### WHAT THE TASK REQUIRES
Give every line of the listing below as a Markdown table with the columns n and Line, numbering the rows and leaving out any blank lines.

Start of EXTRACTED RECORDS

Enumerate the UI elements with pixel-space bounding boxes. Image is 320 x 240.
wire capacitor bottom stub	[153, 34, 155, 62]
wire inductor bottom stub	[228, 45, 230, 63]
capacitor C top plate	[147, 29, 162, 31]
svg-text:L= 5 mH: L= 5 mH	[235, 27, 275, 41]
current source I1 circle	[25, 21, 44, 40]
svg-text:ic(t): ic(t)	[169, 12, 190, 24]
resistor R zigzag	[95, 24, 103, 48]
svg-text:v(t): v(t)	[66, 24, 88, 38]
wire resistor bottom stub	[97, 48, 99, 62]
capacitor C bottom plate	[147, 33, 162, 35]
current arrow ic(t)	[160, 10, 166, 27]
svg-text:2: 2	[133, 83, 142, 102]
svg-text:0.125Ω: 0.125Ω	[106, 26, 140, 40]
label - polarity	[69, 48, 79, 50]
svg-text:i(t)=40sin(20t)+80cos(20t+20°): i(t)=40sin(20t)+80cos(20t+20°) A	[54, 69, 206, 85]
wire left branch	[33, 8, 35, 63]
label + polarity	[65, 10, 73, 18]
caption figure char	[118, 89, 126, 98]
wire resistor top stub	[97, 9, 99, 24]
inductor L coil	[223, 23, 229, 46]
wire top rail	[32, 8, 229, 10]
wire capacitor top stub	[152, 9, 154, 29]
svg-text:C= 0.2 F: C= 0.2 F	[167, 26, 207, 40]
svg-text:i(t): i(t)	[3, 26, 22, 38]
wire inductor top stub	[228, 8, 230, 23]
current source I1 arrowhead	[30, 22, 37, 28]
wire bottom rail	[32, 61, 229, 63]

End of EXTRACTED RECORDS

### IN RESPONSE
| n | Line |
|---|---|
| 1 | Enumerate the UI elements with pixel-space bounding boxes. Image is 320 x 240. |
| 2 | wire capacitor bottom stub	[153, 34, 155, 62] |
| 3 | wire inductor bottom stub	[228, 45, 230, 63] |
| 4 | capacitor C top plate	[147, 29, 162, 31] |
| 5 | svg-text:L= 5 mH: L= 5 mH	[235, 27, 275, 41] |
| 6 | current source I1 circle	[25, 21, 44, 40] |
| 7 | svg-text:ic(t): ic(t)	[169, 12, 190, 24] |
| 8 | resistor R zigzag	[95, 24, 103, 48] |
| 9 | svg-text:v(t): v(t)	[66, 24, 88, 38] |
| 10 | wire resistor bottom stub	[97, 48, 99, 62] |
| 11 | capacitor C bottom plate	[147, 33, 162, 35] |
| 12 | current arrow ic(t)	[160, 10, 166, 27] |
| 13 | svg-text:2: 2	[133, 83, 142, 102] |
| 14 | svg-text:0.125Ω: 0.125Ω	[106, 26, 140, 40] |
| 15 | label - polarity	[69, 48, 79, 50] |
| 16 | svg-text:i(t)=40sin(20t)+80cos(20t+20°): i(t)=40sin(20t)+80cos(20t+20°) A	[54, 69, 206, 85] |
| 17 | wire left branch	[33, 8, 35, 63] |
| 18 | label + polarity	[65, 10, 73, 18] |
| 19 | caption figure char	[118, 89, 126, 98] |
| 20 | wire resistor top stub	[97, 9, 99, 24] |
| 21 | inductor L coil	[223, 23, 229, 46] |
| 22 | wire top rail	[32, 8, 229, 10] |
| 23 | wire capacitor top stub	[152, 9, 154, 29] |
| 24 | svg-text:C= 0.2 F: C= 0.2 F	[167, 26, 207, 40] |
| 25 | svg-text:i(t): i(t)	[3, 26, 22, 38] |
| 26 | wire inductor top stub	[228, 8, 230, 23] |
| 27 | current source I1 arrowhead	[30, 22, 37, 28] |
| 28 | wire bottom rail	[32, 61, 229, 63] |